----- Input for this task -----
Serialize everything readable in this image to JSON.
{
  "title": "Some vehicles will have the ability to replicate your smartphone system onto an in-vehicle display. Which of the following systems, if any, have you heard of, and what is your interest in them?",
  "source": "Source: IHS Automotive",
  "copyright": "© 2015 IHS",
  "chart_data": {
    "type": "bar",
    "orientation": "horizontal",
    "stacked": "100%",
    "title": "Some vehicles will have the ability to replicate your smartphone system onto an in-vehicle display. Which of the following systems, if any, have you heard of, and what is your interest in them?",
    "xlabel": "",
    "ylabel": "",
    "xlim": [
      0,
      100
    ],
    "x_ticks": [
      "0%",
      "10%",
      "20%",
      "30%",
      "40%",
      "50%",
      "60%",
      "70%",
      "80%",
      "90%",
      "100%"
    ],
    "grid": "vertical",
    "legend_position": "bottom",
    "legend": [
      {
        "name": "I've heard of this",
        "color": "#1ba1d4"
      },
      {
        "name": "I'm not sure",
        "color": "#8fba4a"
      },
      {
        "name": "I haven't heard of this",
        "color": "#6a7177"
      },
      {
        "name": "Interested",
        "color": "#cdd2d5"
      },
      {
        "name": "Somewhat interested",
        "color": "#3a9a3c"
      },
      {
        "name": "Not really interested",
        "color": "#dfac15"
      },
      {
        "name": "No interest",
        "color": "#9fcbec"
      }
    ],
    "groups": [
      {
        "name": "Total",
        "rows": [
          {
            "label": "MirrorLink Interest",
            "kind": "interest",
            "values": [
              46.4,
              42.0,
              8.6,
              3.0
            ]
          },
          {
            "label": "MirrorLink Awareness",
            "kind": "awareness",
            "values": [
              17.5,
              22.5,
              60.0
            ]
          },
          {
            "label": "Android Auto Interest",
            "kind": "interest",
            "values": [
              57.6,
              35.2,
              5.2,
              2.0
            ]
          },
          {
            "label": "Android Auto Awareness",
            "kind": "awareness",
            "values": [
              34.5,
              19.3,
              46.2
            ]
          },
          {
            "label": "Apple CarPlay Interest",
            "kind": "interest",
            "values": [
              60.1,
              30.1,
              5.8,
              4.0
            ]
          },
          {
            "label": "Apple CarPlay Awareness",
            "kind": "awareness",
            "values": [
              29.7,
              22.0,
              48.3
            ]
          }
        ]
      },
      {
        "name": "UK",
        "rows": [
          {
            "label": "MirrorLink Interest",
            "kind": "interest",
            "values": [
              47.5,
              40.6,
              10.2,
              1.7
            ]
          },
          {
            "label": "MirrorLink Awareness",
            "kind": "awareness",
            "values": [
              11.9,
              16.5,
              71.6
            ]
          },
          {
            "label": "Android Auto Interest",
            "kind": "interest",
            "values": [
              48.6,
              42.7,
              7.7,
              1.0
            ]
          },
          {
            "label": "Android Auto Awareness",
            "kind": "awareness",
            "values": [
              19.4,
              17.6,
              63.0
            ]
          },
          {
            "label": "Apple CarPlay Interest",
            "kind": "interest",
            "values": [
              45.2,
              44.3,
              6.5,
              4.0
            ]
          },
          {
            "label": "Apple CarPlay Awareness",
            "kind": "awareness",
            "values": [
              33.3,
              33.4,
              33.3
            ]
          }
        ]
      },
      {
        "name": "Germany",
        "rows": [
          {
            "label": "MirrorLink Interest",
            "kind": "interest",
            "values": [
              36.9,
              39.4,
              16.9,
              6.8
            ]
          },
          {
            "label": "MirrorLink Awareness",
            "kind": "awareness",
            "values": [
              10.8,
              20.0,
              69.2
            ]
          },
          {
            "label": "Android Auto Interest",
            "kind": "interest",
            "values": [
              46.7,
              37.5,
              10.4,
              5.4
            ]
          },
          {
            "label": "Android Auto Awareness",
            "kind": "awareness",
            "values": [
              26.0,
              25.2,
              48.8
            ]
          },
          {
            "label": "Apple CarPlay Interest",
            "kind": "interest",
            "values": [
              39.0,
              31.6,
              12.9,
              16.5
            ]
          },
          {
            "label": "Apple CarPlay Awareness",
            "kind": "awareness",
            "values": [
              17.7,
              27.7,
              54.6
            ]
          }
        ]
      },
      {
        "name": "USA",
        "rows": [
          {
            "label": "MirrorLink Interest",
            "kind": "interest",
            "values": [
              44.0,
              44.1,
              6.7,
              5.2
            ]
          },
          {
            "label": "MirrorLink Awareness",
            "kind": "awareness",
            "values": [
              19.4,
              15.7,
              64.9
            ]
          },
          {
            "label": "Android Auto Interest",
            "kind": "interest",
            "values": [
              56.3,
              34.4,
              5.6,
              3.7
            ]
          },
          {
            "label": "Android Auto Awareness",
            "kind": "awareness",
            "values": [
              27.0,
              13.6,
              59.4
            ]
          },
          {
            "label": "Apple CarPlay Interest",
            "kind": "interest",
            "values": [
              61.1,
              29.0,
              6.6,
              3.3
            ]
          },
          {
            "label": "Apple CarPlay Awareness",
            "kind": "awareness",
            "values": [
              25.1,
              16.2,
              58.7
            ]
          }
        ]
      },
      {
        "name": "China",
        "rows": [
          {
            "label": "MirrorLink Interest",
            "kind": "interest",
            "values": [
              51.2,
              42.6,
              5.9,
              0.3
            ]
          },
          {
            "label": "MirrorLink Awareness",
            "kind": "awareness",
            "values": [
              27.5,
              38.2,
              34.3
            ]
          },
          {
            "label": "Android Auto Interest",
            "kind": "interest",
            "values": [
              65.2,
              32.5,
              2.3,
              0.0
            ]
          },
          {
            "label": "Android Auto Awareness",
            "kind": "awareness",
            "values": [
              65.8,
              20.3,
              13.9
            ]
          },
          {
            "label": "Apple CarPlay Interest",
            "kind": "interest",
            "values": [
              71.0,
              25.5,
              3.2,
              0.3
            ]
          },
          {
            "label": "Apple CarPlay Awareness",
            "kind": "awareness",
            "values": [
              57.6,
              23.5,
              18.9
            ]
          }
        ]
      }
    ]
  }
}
-----
Output all of the data again, exactly.

- _Exercise solution_:
Serialize everything readable in this image to JSON.
{
  "title": "Some vehicles will have the ability to replicate your smartphone system onto an in-vehicle display. Which of the following systems, if any, have you heard of, and what is your interest in them?",
  "source": "Source: IHS Automotive",
  "copyright": "© 2015 IHS",
  "chart_data": {
    "type": "bar",
    "orientation": "horizontal",
    "stacked": "100%",
    "title": "Some vehicles will have the ability to replicate your smartphone system onto an in-vehicle display. Which of the following systems, if any, have you heard of, and what is your interest in them?",
    "xlabel": "",
    "ylabel": "",
    "xlim": [
      0,
      100
    ],
    "x_ticks": [
      "0%",
      "10%",
      "20%",
      "30%",
      "40%",
      "50%",
      "60%",
      "70%",
      "80%",
      "90%",
      "100%"
    ],
    "grid": "vertical",
    "legend_position": "bottom",
    "legend": [
      {
        "name": "I've heard of this",
        "color": "#1ba1d4"
      },
      {
        "name": "I'm not sure",
        "color": "#8fba4a"
      },
      {
        "name": "I haven't heard of this",
        "color": "#6a7177"
      },
      {
        "name": "Interested",
        "color": "#cdd2d5"
      },
      {
        "name": "Somewhat interested",
        "color": "#3a9a3c"
      },
      {
        "name": "Not really interested",
        "color": "#dfac15"
      },
      {
        "name": "No interest",
        "color": "#9fcbec"
      }
    ],
    "groups": [
      {
        "name": "Total",
        "rows": [
          {
            "label": "MirrorLink Interest",
            "kind": "interest",
            "values": [
              46.4,
              42.0,
              8.6,
              3.0
            ]
          },
          {
            "label": "MirrorLink Awareness",
            "kind": "awareness",
            "values": [
              17.5,
              22.5,
              60.0
            ]
          },
          {
            "label": "Android Auto Interest",
            "kind": "interest",
            "values": [
              57.6,
              35.2,
              5.2,
              2.0
            ]
          },
          {
            "label": "Android Auto Awareness",
            "kind": "awareness",
            "values": [
              34.5,
              19.3,
              46.2
            ]
          },
          {
            "label": "Apple CarPlay Interest",
            "kind": "interest",
            "values": [
              60.1,
              30.1,
              5.8,
              4.0
            ]
          },
          {
            "label": "Apple CarPlay Awareness",
            "kind": "awareness",
            "values": [
              29.7,
              22.0,
              48.3
            ]
          }
        ]
      },
      {
        "name": "UK",
        "rows": [
          {
            "label": "MirrorLink Interest",
            "kind": "interest",
            "values": [
              47.5,
              40.6,
              10.2,
              1.7
            ]
          },
          {
            "label": "MirrorLink Awareness",
            "kind": "awareness",
            "values": [
              11.9,
              16.5,
              71.6
            ]
          },
          {
            "label": "Android Auto Interest",
            "kind": "interest",
            "values": [
              48.6,
              42.7,
              7.7,
              1.0
            ]
          },
          {
            "label": "Android Auto Awareness",
            "kind": "awareness",
            "values": [
              19.4,
              17.6,
              63.0
            ]
          },
          {
            "label": "Apple CarPlay Interest",
            "kind": "interest",
            "values": [
              45.2,
              44.3,
              6.5,
              4.0
            ]
          },
          {
            "label": "Apple CarPlay Awareness",
            "kind": "awareness",
            "values": [
              33.3,
              33.4,
              33.3
            ]
          }
        ]
      },
      {
        "name": "Germany",
        "rows": [
          {
            "label": "MirrorLink Interest",
            "kind": "interest",
            "values": [
              36.9,
              39.4,
              16.9,
              6.8
            ]
          },
          {
            "label": "MirrorLink Awareness",
            "kind": "awareness",
            "values": [
              10.8,
              20.0,
              69.2
            ]
          },
          {
            "label": "Android Auto Interest",
            "kind": "interest",
            "values": [
              46.7,
              37.5,
              10.4,
              5.4
            ]
          },
          {
            "label": "Android Auto Awareness",
            "kind": "awareness",
            "values": [
              26.0,
              25.2,
              48.8
            ]
          },
          {
            "label": "Apple CarPlay Interest",
            "kind": "interest",
            "values": [
              39.0,
              31.6,
              12.9,
              16.5
            ]
          },
          {
            "label": "Apple CarPlay Awareness",
            "kind": "awareness",
            "values": [
              17.7,
              27.7,
              54.6
            ]
          }
        ]
      },
      {
        "name": "USA",
        "rows": [
          {
            "label": "MirrorLink Interest",
            "kind": "interest",
            "values": [
              44.0,
              44.1,
              6.7,
              5.2
            ]
          },
          {
            "label": "MirrorLink Awareness",
            "kind": "awareness",
            "values": [
              19.4,
              15.7,
              64.9
            ]
          },
          {
            "label": "Android Auto Interest",
            "kind": "interest",
            "values": [
              56.3,
              34.4,
              5.6,
              3.7
            ]
          },
          {
            "label": "Android Auto Awareness",
            "kind": "awareness",
            "values": [
              27.0,
              13.6,
              59.4
            ]
          },
          {
            "label": "Apple CarPlay Interest",
            "kind": "interest",
            "values": [
              61.1,
              29.0,
              6.6,
              3.3
            ]
          },
          {
            "label": "Apple CarPlay Awareness",
            "kind": "awareness",
            "values": [
              25.1,
              16.2,
              58.7
            ]
          }
        ]
      },
      {
        "name": "China",
        "rows": [
          {
            "label": "MirrorLink Interest",
            "kind": "interest",
            "values": [
              51.2,
              42.6,
              5.9,
              0.3
            ]
          },
          {
            "label": "MirrorLink Awareness",
            "kind": "awareness",
            "values": [
              27.5,
              38.2,
              34.3
            ]
          },
          {
            "label": "Android Auto Interest",
            "kind": "interest",
            "values": [
              65.2,
              32.5,
              2.3,
              0.0
            ]
          },
          {
            "label": "Android Auto Awareness",
            "kind": "awareness",
            "values": [
              65.8,
              20.3,
              13.9
            ]
          },
          {
            "label": "Apple CarPlay Interest",
            "kind": "interest",
            "values": [
              71.0,
              25.5,
              3.2,
              0.3
            ]
          },
          {
            "label": "Apple CarPlay Awareness",
            "kind": "awareness",
            "values": [
              57.6,
              23.5,
              18.9
            ]
          }
        ]
      }
    ]
  }
}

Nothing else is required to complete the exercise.